**WORK REQUIRED**
Can you format the entries from the first line through the line containing "section-title: Comfort &" as a Markdown table with the columns Row and Line, leaving out any blank lines?

**Saved entries**
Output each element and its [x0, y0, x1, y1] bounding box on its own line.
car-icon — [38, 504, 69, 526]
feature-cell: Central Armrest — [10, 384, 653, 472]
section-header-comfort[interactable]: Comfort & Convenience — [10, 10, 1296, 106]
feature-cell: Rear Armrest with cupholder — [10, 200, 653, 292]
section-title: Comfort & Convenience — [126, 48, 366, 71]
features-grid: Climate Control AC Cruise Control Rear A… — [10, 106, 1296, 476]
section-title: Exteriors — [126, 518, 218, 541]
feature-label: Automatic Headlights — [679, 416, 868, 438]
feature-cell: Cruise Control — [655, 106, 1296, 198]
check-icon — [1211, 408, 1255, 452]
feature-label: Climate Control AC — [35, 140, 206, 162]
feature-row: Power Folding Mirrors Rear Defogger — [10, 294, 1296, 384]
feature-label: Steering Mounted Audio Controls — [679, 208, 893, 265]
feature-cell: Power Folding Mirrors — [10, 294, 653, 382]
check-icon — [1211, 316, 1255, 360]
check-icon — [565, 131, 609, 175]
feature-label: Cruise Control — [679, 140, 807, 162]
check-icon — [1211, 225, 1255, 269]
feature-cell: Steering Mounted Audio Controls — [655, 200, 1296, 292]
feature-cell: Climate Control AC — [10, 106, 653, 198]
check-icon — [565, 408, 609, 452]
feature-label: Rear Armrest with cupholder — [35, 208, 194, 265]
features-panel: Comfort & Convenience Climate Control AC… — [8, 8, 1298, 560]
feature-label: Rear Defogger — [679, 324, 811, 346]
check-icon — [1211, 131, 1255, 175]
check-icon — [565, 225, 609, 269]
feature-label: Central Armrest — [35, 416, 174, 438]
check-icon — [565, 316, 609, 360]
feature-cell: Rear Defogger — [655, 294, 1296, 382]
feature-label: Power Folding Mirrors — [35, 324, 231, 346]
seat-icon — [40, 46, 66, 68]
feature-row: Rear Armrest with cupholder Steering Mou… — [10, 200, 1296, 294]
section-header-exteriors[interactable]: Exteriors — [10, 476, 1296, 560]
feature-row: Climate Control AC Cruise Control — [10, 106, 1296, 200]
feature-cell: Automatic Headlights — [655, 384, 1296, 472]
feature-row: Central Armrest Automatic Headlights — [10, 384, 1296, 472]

**FINISHED ANSWER**
| Row | Line |
|---|---|
| 1 | Output each element and its [x0, y0, x1, y1] bounding box on its own line. |
| 2 | car-icon — [38, 504, 69, 526] |
| 3 | feature-cell: Central Armrest — [10, 384, 653, 472] |
| 4 | section-header-comfort[interactable]: Comfort & Convenience — [10, 10, 1296, 106] |
| 5 | feature-cell: Rear Armrest with cupholder — [10, 200, 653, 292] |
| 6 | section-title: Comfort & Convenience — [126, 48, 366, 71] |